### MATERIAL PROVIDED
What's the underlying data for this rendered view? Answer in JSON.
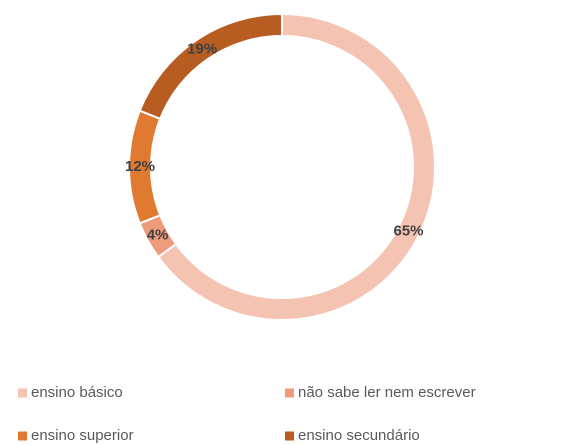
{
  "chart_data": {
    "type": "donut",
    "categories": [
      "ensino básico",
      "não sabe ler nem escrever",
      "ensino superior",
      "ensino secundário"
    ],
    "values": [
      65,
      4,
      12,
      19
    ],
    "value_labels": [
      "65%",
      "4%",
      "12%",
      "19%"
    ],
    "colors": [
      "#f5c3b1",
      "#ee9b7b",
      "#e07a30",
      "#b85d22"
    ],
    "legend": "bottom"
  }
}
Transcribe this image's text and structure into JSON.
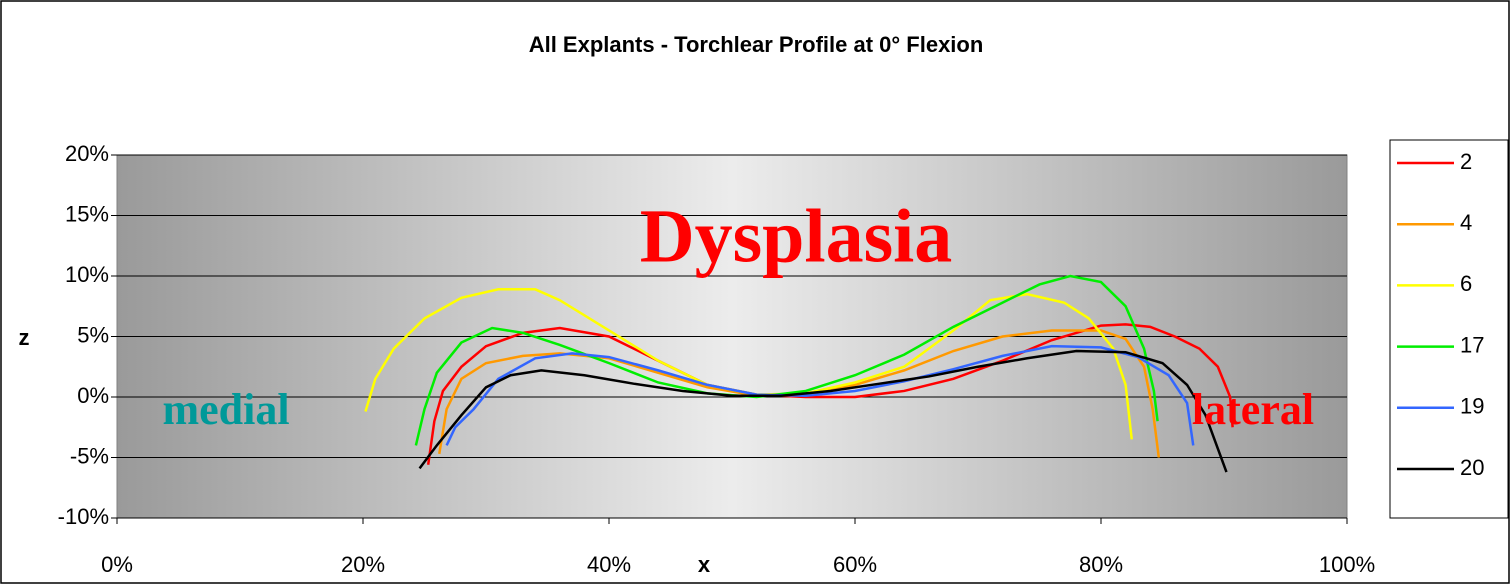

### TASK STATEMENT
All records above are to be printed exactly, minus the pictures they contain.

### ANSWER TO THE TASK
What's the underlying data for this rendered view? Answer in JSON.
{
  "chart_data": {
    "type": "donut",
    "categories": [
      "ensino básico",
      "não sabe ler nem escrever",
      "ensino superior",
      "ensino secundário"
    ],
    "values": [
      65,
      4,
      12,
      19
    ],
    "value_labels": [
      "65%",
      "4%",
      "12%",
      "19%"
    ],
    "colors": [
      "#f5c3b1",
      "#ee9b7b",
      "#e07a30",
      "#b85d22"
    ],
    "legend": "bottom"
  }
}
Transcribe this image's text and structure into JSON.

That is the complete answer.